Work instructions.
Pick out all lines of the entries that include the word "boshlang" and copy them.

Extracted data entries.
_ _ _ _
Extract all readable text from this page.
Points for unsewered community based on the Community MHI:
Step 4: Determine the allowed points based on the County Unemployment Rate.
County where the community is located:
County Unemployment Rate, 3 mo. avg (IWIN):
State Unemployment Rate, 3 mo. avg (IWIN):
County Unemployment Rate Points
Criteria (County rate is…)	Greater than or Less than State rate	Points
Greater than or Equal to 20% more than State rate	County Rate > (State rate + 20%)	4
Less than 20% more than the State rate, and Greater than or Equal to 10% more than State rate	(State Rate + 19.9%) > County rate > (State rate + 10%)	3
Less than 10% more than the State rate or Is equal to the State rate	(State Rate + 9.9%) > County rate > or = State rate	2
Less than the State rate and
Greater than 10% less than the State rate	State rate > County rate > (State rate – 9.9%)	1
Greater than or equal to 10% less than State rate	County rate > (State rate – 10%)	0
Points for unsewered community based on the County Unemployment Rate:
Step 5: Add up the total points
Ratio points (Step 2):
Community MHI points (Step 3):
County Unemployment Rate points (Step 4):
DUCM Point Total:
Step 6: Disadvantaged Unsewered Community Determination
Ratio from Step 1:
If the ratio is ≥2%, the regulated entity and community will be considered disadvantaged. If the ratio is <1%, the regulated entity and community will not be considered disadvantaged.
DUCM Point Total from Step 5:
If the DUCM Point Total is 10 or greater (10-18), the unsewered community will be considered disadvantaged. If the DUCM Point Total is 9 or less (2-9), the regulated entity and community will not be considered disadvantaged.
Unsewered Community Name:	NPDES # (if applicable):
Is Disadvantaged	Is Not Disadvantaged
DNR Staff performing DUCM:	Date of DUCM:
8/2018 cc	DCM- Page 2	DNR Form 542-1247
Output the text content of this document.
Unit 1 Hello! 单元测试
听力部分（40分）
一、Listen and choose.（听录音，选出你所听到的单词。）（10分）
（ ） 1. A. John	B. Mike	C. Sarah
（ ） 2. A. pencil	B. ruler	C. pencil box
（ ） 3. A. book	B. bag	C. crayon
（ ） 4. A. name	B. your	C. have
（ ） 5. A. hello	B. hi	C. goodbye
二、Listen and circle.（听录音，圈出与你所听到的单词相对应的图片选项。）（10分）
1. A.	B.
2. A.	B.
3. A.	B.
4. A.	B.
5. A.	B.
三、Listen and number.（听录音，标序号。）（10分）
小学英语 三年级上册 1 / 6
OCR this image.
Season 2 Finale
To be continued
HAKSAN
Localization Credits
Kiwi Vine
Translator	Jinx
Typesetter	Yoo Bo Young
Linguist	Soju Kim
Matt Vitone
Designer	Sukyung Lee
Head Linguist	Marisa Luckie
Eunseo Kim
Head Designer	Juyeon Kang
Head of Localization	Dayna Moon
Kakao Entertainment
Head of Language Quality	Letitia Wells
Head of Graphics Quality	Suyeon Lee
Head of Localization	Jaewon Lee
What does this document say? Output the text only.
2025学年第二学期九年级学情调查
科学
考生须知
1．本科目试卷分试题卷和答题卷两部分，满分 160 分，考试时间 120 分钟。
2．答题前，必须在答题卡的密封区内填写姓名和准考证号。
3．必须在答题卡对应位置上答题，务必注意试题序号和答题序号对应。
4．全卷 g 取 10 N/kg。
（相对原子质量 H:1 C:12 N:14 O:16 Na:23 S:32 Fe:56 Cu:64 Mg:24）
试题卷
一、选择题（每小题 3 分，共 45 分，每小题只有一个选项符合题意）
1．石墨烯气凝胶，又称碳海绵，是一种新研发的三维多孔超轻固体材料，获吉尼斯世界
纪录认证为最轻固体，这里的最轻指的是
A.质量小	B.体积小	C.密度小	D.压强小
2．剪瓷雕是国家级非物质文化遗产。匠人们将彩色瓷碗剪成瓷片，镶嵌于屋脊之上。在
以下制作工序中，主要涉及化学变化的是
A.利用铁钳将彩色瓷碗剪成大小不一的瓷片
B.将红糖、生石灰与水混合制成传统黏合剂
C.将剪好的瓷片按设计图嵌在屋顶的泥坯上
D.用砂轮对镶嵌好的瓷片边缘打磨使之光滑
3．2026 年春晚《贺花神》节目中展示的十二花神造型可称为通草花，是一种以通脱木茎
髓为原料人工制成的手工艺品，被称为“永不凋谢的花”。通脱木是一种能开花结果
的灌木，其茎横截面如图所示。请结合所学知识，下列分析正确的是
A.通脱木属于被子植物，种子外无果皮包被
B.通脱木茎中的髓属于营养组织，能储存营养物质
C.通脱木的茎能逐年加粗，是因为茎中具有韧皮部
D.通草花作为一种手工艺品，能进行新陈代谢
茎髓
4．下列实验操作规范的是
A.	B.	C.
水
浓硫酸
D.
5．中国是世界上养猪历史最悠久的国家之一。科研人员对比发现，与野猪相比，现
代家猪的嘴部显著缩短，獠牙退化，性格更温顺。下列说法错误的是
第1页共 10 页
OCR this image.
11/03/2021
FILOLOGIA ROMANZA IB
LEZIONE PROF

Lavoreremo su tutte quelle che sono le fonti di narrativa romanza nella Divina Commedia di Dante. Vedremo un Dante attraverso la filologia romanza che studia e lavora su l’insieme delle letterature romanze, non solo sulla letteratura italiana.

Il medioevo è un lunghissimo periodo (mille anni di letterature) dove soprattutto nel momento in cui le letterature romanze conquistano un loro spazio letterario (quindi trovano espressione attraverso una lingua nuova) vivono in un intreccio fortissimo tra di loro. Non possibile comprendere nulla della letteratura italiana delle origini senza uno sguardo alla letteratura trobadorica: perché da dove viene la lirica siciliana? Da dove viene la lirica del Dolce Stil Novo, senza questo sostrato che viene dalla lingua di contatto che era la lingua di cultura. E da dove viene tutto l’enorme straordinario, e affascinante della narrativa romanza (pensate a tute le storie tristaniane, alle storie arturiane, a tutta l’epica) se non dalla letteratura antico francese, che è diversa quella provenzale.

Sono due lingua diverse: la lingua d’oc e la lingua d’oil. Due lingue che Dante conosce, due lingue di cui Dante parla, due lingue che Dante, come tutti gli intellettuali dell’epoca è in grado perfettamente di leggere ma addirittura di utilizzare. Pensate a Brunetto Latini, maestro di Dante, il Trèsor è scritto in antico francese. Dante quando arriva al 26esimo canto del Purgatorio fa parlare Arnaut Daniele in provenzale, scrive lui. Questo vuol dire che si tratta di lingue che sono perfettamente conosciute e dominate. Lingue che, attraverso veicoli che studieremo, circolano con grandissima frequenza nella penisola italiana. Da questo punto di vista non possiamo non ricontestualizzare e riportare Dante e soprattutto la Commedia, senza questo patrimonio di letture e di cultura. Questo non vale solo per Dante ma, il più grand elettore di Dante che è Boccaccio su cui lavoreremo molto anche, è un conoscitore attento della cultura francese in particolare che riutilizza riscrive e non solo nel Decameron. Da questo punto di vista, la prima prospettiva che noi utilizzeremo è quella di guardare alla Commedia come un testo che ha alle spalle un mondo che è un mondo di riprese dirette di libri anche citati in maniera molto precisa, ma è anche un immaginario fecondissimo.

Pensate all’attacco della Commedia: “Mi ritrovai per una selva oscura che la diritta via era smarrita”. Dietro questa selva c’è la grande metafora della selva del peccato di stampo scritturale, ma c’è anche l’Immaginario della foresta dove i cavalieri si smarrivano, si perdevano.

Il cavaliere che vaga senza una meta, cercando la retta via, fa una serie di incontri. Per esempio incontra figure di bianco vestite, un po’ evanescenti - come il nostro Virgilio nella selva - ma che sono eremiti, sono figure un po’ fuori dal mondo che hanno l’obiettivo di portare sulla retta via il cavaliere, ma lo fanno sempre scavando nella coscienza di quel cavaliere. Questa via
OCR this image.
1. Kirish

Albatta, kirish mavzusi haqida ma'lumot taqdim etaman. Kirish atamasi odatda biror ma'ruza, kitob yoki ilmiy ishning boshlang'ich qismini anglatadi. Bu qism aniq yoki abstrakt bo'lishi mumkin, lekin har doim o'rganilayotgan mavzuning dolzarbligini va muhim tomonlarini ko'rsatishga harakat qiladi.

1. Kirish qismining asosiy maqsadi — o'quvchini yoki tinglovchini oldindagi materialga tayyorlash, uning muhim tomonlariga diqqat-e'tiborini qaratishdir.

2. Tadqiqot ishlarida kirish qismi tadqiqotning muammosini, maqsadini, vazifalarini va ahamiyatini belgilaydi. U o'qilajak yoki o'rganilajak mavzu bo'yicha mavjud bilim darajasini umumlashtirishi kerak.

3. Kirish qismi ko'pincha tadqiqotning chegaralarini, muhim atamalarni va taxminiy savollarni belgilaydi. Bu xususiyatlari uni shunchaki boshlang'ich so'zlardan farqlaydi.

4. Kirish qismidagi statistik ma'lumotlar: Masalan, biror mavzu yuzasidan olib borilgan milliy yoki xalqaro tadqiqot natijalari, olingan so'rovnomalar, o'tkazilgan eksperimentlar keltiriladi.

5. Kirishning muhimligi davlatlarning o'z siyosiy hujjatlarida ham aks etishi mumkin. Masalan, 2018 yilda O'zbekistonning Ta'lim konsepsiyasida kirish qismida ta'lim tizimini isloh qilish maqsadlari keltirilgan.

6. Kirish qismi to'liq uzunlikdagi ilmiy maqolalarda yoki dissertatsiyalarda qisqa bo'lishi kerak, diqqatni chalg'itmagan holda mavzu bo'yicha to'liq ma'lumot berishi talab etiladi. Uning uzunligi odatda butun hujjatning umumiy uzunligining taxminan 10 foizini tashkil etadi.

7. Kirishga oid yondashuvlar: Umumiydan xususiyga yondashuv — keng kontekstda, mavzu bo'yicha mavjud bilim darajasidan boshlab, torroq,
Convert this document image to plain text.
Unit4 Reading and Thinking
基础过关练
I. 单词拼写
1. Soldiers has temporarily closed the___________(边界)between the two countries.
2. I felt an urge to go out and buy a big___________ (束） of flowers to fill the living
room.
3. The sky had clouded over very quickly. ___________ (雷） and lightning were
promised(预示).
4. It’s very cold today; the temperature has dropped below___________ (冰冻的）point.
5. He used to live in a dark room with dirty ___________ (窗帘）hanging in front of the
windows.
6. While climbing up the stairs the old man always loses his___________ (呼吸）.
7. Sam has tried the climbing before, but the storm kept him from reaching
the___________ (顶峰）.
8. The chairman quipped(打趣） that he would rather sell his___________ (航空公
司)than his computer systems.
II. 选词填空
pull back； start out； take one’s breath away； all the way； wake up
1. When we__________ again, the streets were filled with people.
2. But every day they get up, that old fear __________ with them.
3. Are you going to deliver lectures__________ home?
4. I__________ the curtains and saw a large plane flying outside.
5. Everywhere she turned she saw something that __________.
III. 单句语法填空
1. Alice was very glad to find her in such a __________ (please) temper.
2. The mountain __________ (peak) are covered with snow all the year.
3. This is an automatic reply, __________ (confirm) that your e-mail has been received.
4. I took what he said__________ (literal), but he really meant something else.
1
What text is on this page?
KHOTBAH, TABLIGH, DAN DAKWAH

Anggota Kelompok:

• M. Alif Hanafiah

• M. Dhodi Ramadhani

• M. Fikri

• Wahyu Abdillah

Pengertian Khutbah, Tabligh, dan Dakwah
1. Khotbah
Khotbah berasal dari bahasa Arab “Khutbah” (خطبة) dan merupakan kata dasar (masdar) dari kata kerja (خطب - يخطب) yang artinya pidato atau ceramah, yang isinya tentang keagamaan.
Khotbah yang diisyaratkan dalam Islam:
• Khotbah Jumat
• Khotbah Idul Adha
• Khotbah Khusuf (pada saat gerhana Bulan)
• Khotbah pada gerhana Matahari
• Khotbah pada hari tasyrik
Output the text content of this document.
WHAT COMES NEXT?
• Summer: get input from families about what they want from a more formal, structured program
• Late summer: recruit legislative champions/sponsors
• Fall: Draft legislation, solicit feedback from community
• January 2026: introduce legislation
_ _ _ _
Correct answer.
Albatta, kirish mavzusi haqida ma'lumot taqdim etaman. Kirish atamasi odatda biror ma'ruza, kitob yoki ilmiy ishning boshlang'ich qismini anglatadi. Bu qism aniq yoki abstrakt bo'lishi mumkin, lekin har doim o'rganilayotgan mavzuning dolzarbligini va muhim tomonlarini ko'rsatishga harakat qiladi.
3. Kirish qismi ko'pincha tadqiqotning chegaralarini, muhim atamalarni va taxminiy savollarni belgilaydi. Bu xususiyatlari uni shunchaki boshlang'ich so'zlardan farqlaydi.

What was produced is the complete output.